(Recorded data)
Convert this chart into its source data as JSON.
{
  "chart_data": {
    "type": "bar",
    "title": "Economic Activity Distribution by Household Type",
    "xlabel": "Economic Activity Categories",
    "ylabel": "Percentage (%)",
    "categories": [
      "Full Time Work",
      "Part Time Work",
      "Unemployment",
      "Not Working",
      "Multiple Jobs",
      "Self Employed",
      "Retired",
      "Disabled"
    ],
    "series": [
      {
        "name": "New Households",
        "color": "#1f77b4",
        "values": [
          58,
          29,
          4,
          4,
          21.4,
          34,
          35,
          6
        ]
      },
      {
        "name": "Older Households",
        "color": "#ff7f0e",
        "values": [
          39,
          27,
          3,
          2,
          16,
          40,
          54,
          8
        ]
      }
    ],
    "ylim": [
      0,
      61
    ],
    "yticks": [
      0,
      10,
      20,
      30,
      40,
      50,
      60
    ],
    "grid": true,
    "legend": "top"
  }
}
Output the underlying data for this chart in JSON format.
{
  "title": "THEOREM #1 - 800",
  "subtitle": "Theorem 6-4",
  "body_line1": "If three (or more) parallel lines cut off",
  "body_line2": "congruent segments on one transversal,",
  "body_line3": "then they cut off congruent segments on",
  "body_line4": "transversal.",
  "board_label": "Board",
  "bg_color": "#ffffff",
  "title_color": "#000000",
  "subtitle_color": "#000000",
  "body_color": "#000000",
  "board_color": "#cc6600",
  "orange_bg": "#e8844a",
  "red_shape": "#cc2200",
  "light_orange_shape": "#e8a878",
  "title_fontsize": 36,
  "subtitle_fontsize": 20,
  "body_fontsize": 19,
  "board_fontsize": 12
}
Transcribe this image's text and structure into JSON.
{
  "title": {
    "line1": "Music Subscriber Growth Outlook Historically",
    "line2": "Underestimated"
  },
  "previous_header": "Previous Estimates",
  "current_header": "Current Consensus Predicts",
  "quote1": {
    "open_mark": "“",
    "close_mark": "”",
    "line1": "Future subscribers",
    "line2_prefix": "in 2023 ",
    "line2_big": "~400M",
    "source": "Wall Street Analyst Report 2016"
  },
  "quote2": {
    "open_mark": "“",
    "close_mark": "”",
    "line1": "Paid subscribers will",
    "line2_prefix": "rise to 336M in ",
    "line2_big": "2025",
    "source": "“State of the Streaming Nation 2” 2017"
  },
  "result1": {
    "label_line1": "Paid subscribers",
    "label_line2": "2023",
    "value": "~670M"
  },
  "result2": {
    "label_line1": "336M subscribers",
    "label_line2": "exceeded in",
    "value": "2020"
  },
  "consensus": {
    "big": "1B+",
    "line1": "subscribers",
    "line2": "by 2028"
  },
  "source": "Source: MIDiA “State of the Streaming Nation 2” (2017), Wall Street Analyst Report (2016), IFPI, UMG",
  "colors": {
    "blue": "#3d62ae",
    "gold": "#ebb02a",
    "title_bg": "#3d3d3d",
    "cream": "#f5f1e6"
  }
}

## What is expected
Your task is to repeat the data exactly, with nothing left out.

## Output for this exercise
Convert this chart into its source data as JSON.
{
  "chart_data": {
    "type": "bar",
    "title": "Economic Activity Distribution by Household Type",
    "xlabel": "Economic Activity Categories",
    "ylabel": "Percentage (%)",
    "categories": [
      "Full Time Work",
      "Part Time Work",
      "Unemployment",
      "Not Working",
      "Multiple Jobs",
      "Self Employed",
      "Retired",
      "Disabled"
    ],
    "series": [
      {
        "name": "New Households",
        "color": "#1f77b4",
        "values": [
          58,
          29,
          4,
          4,
          21.4,
          34,
          35,
          6
        ]
      },
      {
        "name": "Older Households",
        "color": "#ff7f0e",
        "values": [
          39,
          27,
          3,
          2,
          16,
          40,
          54,
          8
        ]
      }
    ],
    "ylim": [
      0,
      61
    ],
    "yticks": [
      0,
      10,
      20,
      30,
      40,
      50,
      60
    ],
    "grid": true,
    "legend": "top"
  }
}
Output the underlying data for this chart in JSON format.
{
  "title": "THEOREM #1 - 800",
  "subtitle": "Theorem 6-4",
  "body_line1": "If three (or more) parallel lines cut off",
  "body_line2": "congruent segments on one transversal,",
  "body_line3": "then they cut off congruent segments on",
  "body_line4": "transversal.",
  "board_label": "Board",
  "bg_color": "#ffffff",
  "title_color": "#000000",
  "subtitle_color": "#000000",
  "body_color": "#000000",
  "board_color": "#cc6600",
  "orange_bg": "#e8844a",
  "red_shape": "#cc2200",
  "light_orange_shape": "#e8a878",
  "title_fontsize": 36,
  "subtitle_fontsize": 20,
  "body_fontsize": 19,
  "board_fontsize": 12
}
Transcribe this image's text and structure into JSON.
{
  "title": {
    "line1": "Music Subscriber Growth Outlook Historically",
    "line2": "Underestimated"
  },
  "previous_header": "Previous Estimates",
  "current_header": "Current Consensus Predicts",
  "quote1": {
    "open_mark": "“",
    "close_mark": "”",
    "line1": "Future subscribers",
    "line2_prefix": "in 2023 ",
    "line2_big": "~400M",
    "source": "Wall Street Analyst Report 2016"
  },
  "quote2": {
    "open_mark": "“",
    "close_mark": "”",
    "line1": "Paid subscribers will",
    "line2_prefix": "rise to 336M in ",
    "line2_big": "2025",
    "source": "“State of the Streaming Nation 2” 2017"
  },
  "result1": {
    "label_line1": "Paid subscribers",
    "label_line2": "2023",
    "value": "~670M"
  },
  "result2": {
    "label_line1": "336M subscribers",
    "label_line2": "exceeded in",
    "value": "2020"
  },
  "consensus": {
    "big": "1B+",
    "line1": "subscribers",
    "line2": "by 2028"
  },
  "source": "Source: MIDiA “State of the Streaming Nation 2” (2017), Wall Street Analyst Report (2016), IFPI, UMG",
  "colors": {
    "blue": "#3d62ae",
    "gold": "#ebb02a",
    "title_bg": "#3d3d3d",
    "cream": "#f5f1e6"
  }
}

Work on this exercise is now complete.